**PROMPT**
Rewrite the entries from the line with "sidebar-item-partners[interactable]: Для партнеров" to the line with "notification-hint-text: С форматом", changing "annotation-arrow-icon" to "pointer-arrow-icon" and leaving everything else unchanged.

**PROVIDED INFORMATION**
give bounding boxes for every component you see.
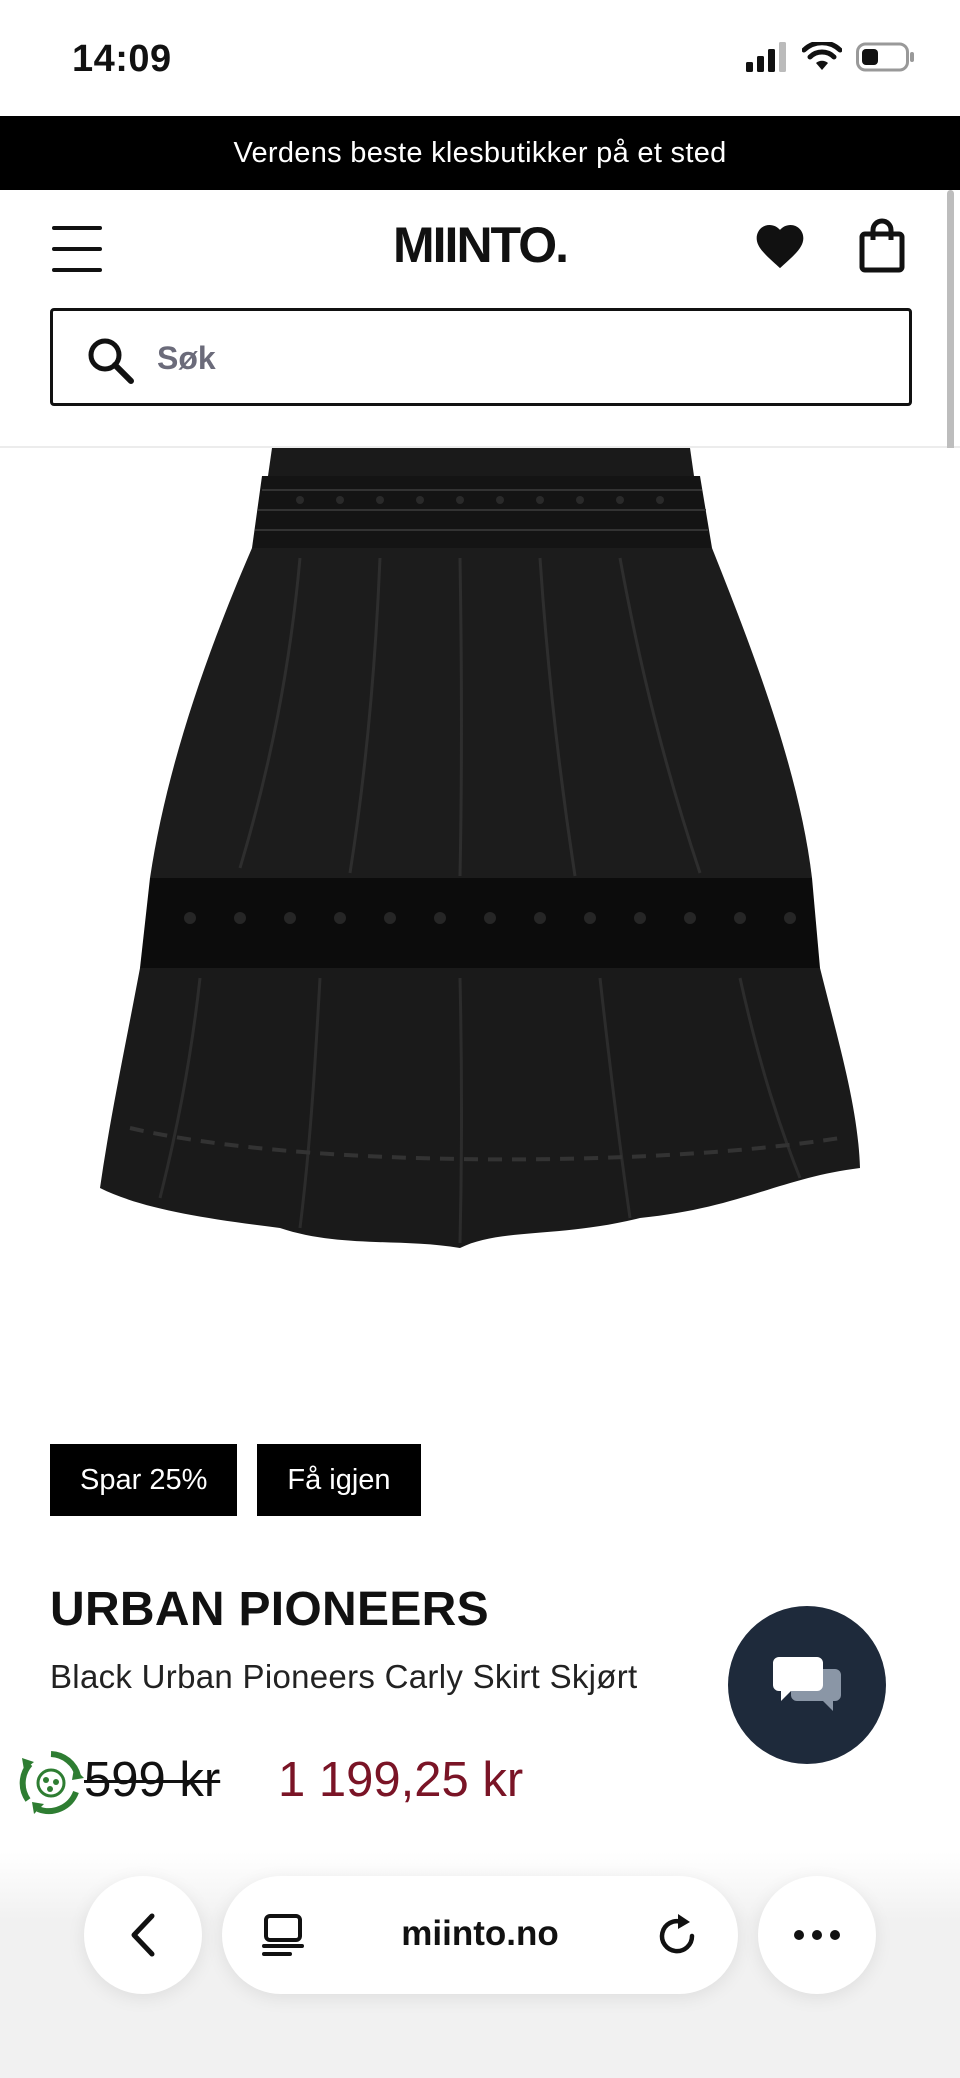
promo-banner: Verdens beste klesbutikker på et sted [0,116,960,190]
battery-icon [856,42,914,72]
heart-icon [756,225,804,269]
product-name: Black Urban Pioneers Carly Skirt Skjørt [50,1658,638,1695]
chat-bubbles-icon [773,1657,841,1711]
chat-button[interactable] [728,1606,886,1764]
back-button[interactable] [84,1876,202,1994]
address-bar[interactable]: miinto.no [222,1876,738,1994]
search-icon [88,338,134,384]
discount-badge: Spar 25% [50,1444,238,1516]
reload-icon[interactable] [654,1912,700,1958]
product-badges: Spar 25% Få igjen [50,1444,421,1516]
chevron-left-icon [131,1913,155,1957]
status-icons [746,42,916,72]
more-icon [794,1930,840,1940]
cart-button[interactable] [858,218,906,274]
sale-price: 1 199,25 kr [278,1753,524,1807]
cashback-badge: Få igjen [257,1444,421,1516]
product-image[interactable] [0,448,960,1408]
wifi-icon [802,42,842,70]
site-header: MIINTO. [0,190,960,448]
search-input[interactable] [157,333,857,383]
status-time: 14:09 [72,38,172,80]
site-logo[interactable]: MIINTO. [0,216,960,274]
skirt-image [100,448,860,1248]
shopping-bag-icon [859,218,905,273]
original-price: 599 kr [84,1753,221,1807]
status-bar: 14:09 [0,0,960,116]
wishlist-button[interactable] [752,218,808,274]
signal-icon [746,42,786,72]
recycle-icon[interactable] [16,1748,86,1818]
more-button[interactable] [758,1876,876,1994]
product-brand[interactable]: URBAN PIONEERS [50,1582,489,1637]
search-box[interactable] [50,308,912,406]
browser-toolbar: miinto.no [0,1852,960,2078]
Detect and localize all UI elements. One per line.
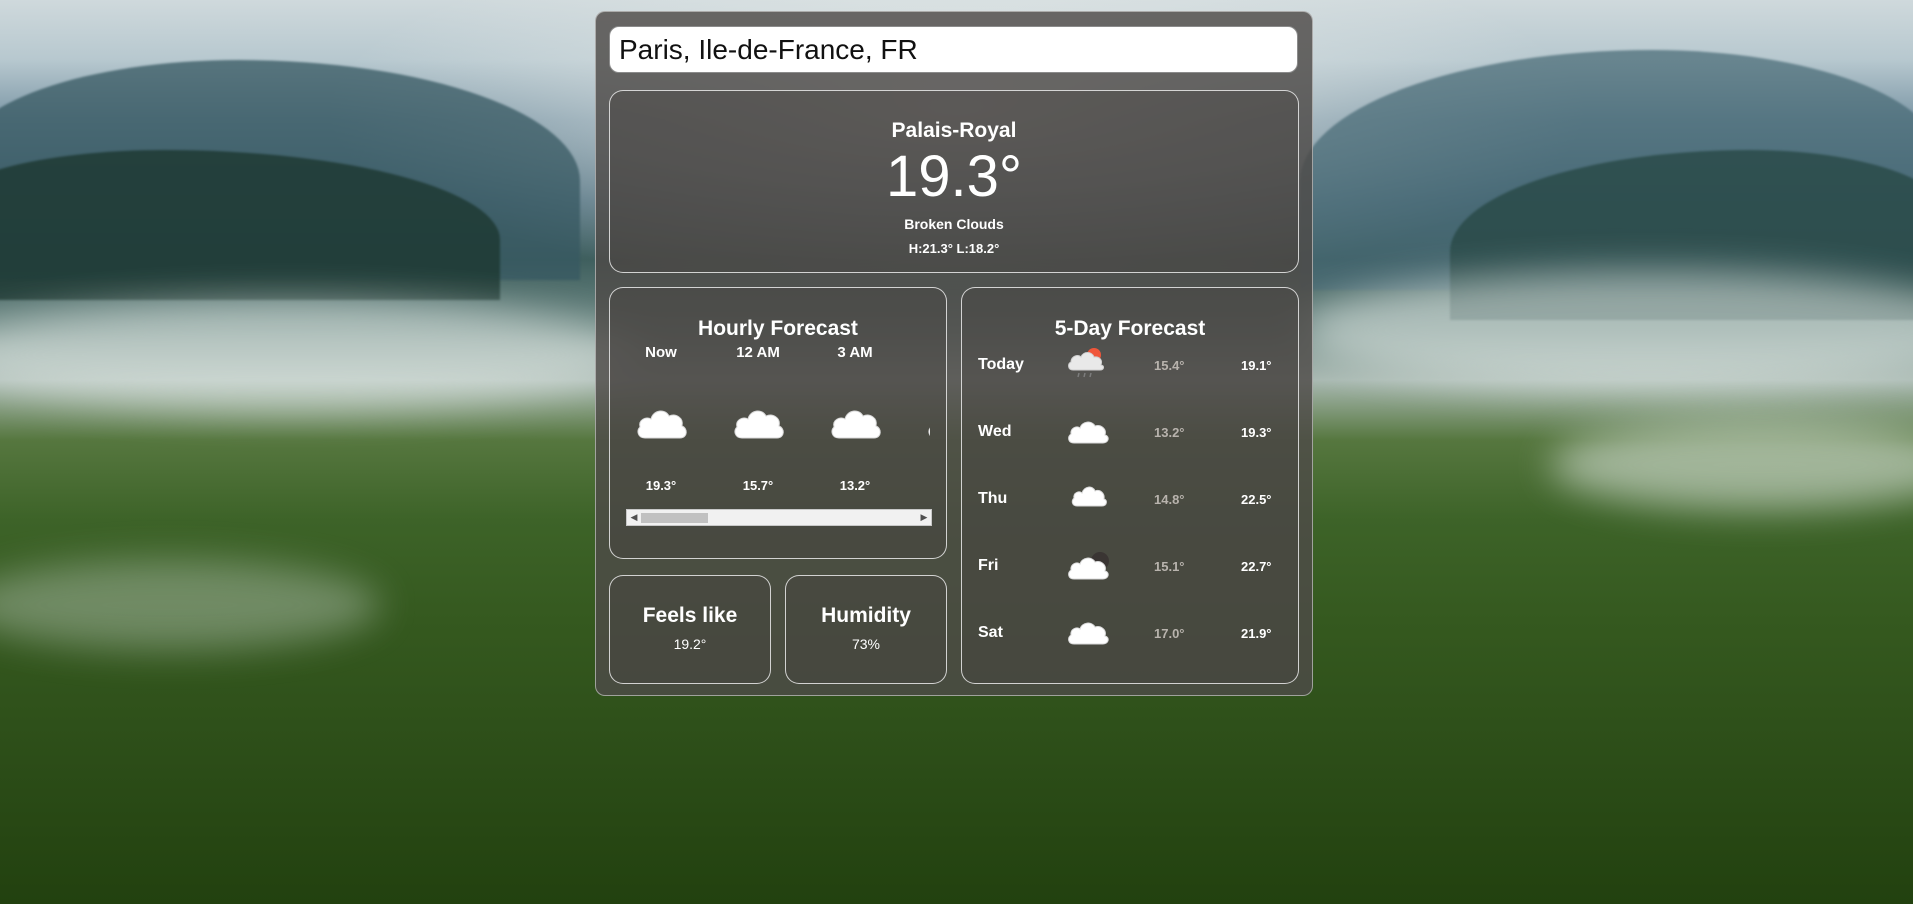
day-name: Today [978,356,1024,373]
humidity-title: Humidity [821,604,911,627]
humidity-card: Humidity 73% [785,575,947,684]
cloud-icon [732,404,786,445]
day-high-temperature: 19.3° [1241,425,1272,440]
rain-sun-icon [1066,346,1106,387]
five-day-forecast-title: 5-Day Forecast [1054,317,1206,340]
weather-description: Broken Clouds [904,216,1004,232]
feels-like-value: 19.2° [673,636,707,652]
current-weather-card: Palais-Royal 19.3° Broken Clouds H:21.3°… [609,90,1299,273]
cloud-icon [1070,480,1108,517]
forecast-day-row: Today 15.4° 19.1° [962,346,1298,386]
day-low-temperature: 15.1° [1154,559,1185,574]
day-low-temperature: 15.4° [1154,358,1185,373]
humidity-value: 73% [851,636,881,652]
day-name: Thu [978,490,1008,507]
hourly-forecast-card: Hourly Forecast Now 19.3° 12 AM 15.7° 3 … [609,287,947,559]
cloud-moon-icon [1066,547,1112,590]
cloud-icon [829,404,883,445]
forecast-day-row: Fri 15.1° 22.7° [962,547,1298,587]
cloud-icon [1066,614,1110,655]
day-name: Sat [978,624,1003,641]
day-high-temperature: 22.7° [1241,559,1272,574]
day-name: Wed [978,423,1012,440]
day-high-temperature: 21.9° [1241,626,1272,641]
location-name: Palais-Royal [891,119,1017,142]
cloud-icon [926,404,930,445]
high-low-temperature: H:21.3° L:18.2° [908,241,1000,256]
hour-temperature: 19.3° [645,478,677,493]
hour-label: 3 AM [837,344,873,361]
weather-panel: Palais-Royal 19.3° Broken Clouds H:21.3°… [595,11,1313,696]
location-search-input[interactable] [609,26,1298,73]
day-low-temperature: 17.0° [1154,626,1185,641]
scroll-left-arrow-icon[interactable]: ◀ [627,510,641,525]
cloud-icon [1066,413,1110,454]
hourly-forecast-title: Hourly Forecast [698,317,858,340]
forecast-day-row: Thu 14.8° 22.5° [962,480,1298,520]
scrollbar-thumb[interactable] [641,513,708,523]
hourly-scrollbar[interactable]: ◀ ▶ [626,509,932,526]
forecast-day-row: Wed 13.2° 19.3° [962,413,1298,453]
hourly-forecast-list[interactable]: Now 19.3° 12 AM 15.7° 3 AM 13.2° [626,344,930,494]
day-high-temperature: 19.1° [1241,358,1272,373]
hour-temperature: 15.7° [742,478,774,493]
scroll-right-arrow-icon[interactable]: ▶ [917,510,931,525]
day-low-temperature: 13.2° [1154,425,1185,440]
hour-label: 12 AM [736,344,780,361]
hour-temperature: 13.2° [839,478,871,493]
hour-label: Now [645,344,677,361]
five-day-forecast-card: 5-Day Forecast Today 15.4° 19.1° Wed 13.… [961,287,1299,684]
current-temperature: 19.3° [885,144,1023,209]
day-low-temperature: 14.8° [1154,492,1185,507]
day-name: Fri [978,557,999,574]
day-high-temperature: 22.5° [1241,492,1272,507]
cloud-icon [635,404,689,445]
feels-like-title: Feels like [642,604,738,627]
feels-like-card: Feels like 19.2° [609,575,771,684]
forecast-day-row: Sat 17.0° 21.9° [962,614,1298,654]
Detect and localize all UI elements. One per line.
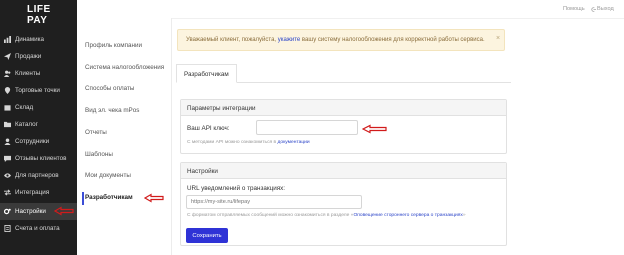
sidebar-item-partners[interactable]: Для партнеров [0,167,77,184]
sidebar-item-label: Клиенты [15,70,41,77]
annotation-arrow-icon [54,206,74,216]
sidebar-item-label: Счета и оплата [15,225,60,232]
logout-label: Выход [597,6,614,12]
notification-hint-end: » [462,213,466,218]
annotation-arrow-icon [144,193,164,203]
sidebar-item-billing[interactable]: Счета и оплата [0,220,77,237]
notification-hint-text: С форматом отправляемых сообщений можно … [187,213,354,218]
sidebar-item-clients[interactable]: Клиенты [0,65,77,82]
box-icon [3,104,11,112]
help-link[interactable]: Помощь [563,6,585,12]
tax-warning-alert: Уважаемый клиент, пожалуйста, укажите ва… [177,29,505,51]
sidebar-item-label: Торговые точки [15,87,60,94]
submenu-item-mpos-receipt[interactable]: Вид эл. чека mPos [85,107,139,114]
notification-docs-link[interactable]: Оповещение стороннего сервера о транзакц… [353,213,462,218]
swap-icon [3,189,11,197]
sidebar-item-label: Склад [15,104,34,111]
send-icon [3,53,11,61]
eye-icon [3,172,11,180]
sidebar-item-label: Интеграция [15,189,50,196]
logout-link[interactable]: Выход [591,6,614,12]
alert-text-after: вашу систему налогообложения для коррект… [301,37,485,43]
alert-text-before: Уважаемый клиент, пожалуйста, [186,37,277,43]
chart-icon [3,36,11,44]
users-icon [3,70,11,78]
logo-line-1: LIFE [27,4,51,15]
submenu-active-indicator [82,192,84,205]
api-docs-hint-text: С методами API можно ознакомиться в [187,140,277,145]
submenu-item-templates[interactable]: Шаблоны [85,151,113,158]
staff-icon [3,138,11,146]
gears-icon [3,208,11,216]
submenu-item-company-profile[interactable]: Профиль компании [85,42,142,49]
topbar-divider [172,18,624,19]
submenu-item-reports[interactable]: Отчеты [85,129,107,136]
map-pin-icon [3,87,11,95]
close-icon[interactable]: × [496,35,500,42]
sidebar-item-stores[interactable]: Торговые точки [0,82,77,99]
notification-url-label: URL уведомлений о транзакциях: [187,185,286,192]
sidebar-item-integration[interactable]: Интеграция [0,184,77,201]
integration-panel-title: Параметры интеграции [181,100,506,116]
sidebar-item-label: Для партнеров [15,172,59,179]
sidebar-item-label: Каталог [15,121,38,128]
alert-specify-link[interactable]: укажите [278,37,300,43]
tab-developers[interactable]: Разработчикам [176,64,237,83]
sidebar-item-label: Настройки [15,208,46,215]
logo-line-2: PAY [27,15,48,26]
main-sidebar: LIFE PAY Динамика Продажи Клиенты Торгов… [0,0,77,255]
sidebar-item-label: Сотрудники [15,138,50,145]
folder-icon [3,121,11,129]
submenu-item-tax-system[interactable]: Система налогообложения [85,64,164,71]
api-key-input[interactable] [256,120,358,135]
api-docs-hint: С методами API можно ознакомиться в доку… [187,140,310,145]
sidebar-item-label: Динамика [15,36,45,43]
submenu-item-payment-methods[interactable]: Способы оплаты [85,85,134,92]
lifepay-logo[interactable]: LIFE PAY [27,4,53,26]
sidebar-item-label: Отзывы клиентов [15,155,67,162]
api-docs-link[interactable]: документации [278,140,310,145]
settings-submenu: Профиль компании Система налогообложения… [77,18,172,255]
invoice-icon [3,225,11,233]
sidebar-item-sales[interactable]: Продажи [0,48,77,65]
sidebar-item-warehouse[interactable]: Склад [0,99,77,116]
logout-icon [591,6,596,12]
notification-url-input[interactable] [186,195,362,209]
submenu-item-developers[interactable]: Разработчикам [85,194,133,201]
api-key-label: Ваш API ключ: [187,125,230,132]
sidebar-item-label: Продажи [15,53,42,60]
sidebar-item-dynamics[interactable]: Динамика [0,31,77,48]
annotation-arrow-icon [362,124,387,134]
sidebar-item-catalog[interactable]: Каталог [0,116,77,133]
submenu-item-my-documents[interactable]: Мои документы [85,172,131,179]
save-button[interactable]: Сохранить [186,228,228,243]
settings-panel-title: Настройки [181,163,506,179]
chat-icon [3,155,11,163]
notification-format-hint: С форматом отправляемых сообщений можно … [187,213,466,218]
sidebar-item-staff[interactable]: Сотрудники [0,133,77,150]
sidebar-item-reviews[interactable]: Отзывы клиентов [0,150,77,167]
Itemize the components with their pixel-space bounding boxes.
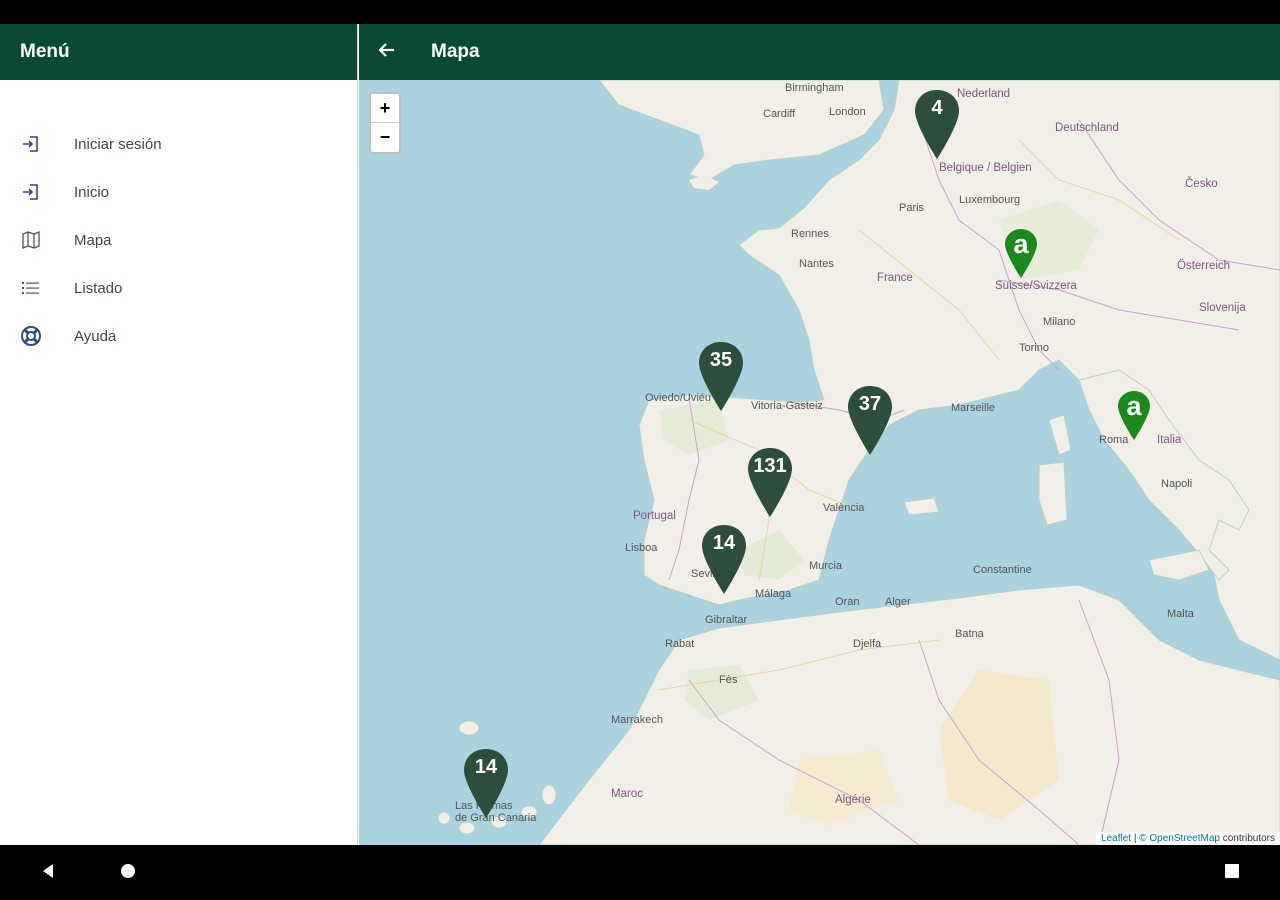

**FINISHED TASK**
sidebar-item-partners[interactable]: Для партнеров [0,167,77,184]
sidebar-item-label: Клиенты [15,70,41,77]
pointer-arrow-icon [54,206,74,216]
sidebar-item-label: Счета и оплата [15,225,60,232]
logout-label: Выход [597,6,614,12]
notification-hint-end: » [462,213,466,218]
pointer-arrow-icon [144,193,164,203]
sidebar-item-billing[interactable]: Счета и оплата [0,220,77,237]
notification-hint-text: С форматом отправляемых сообщений можно … [187,213,354,218]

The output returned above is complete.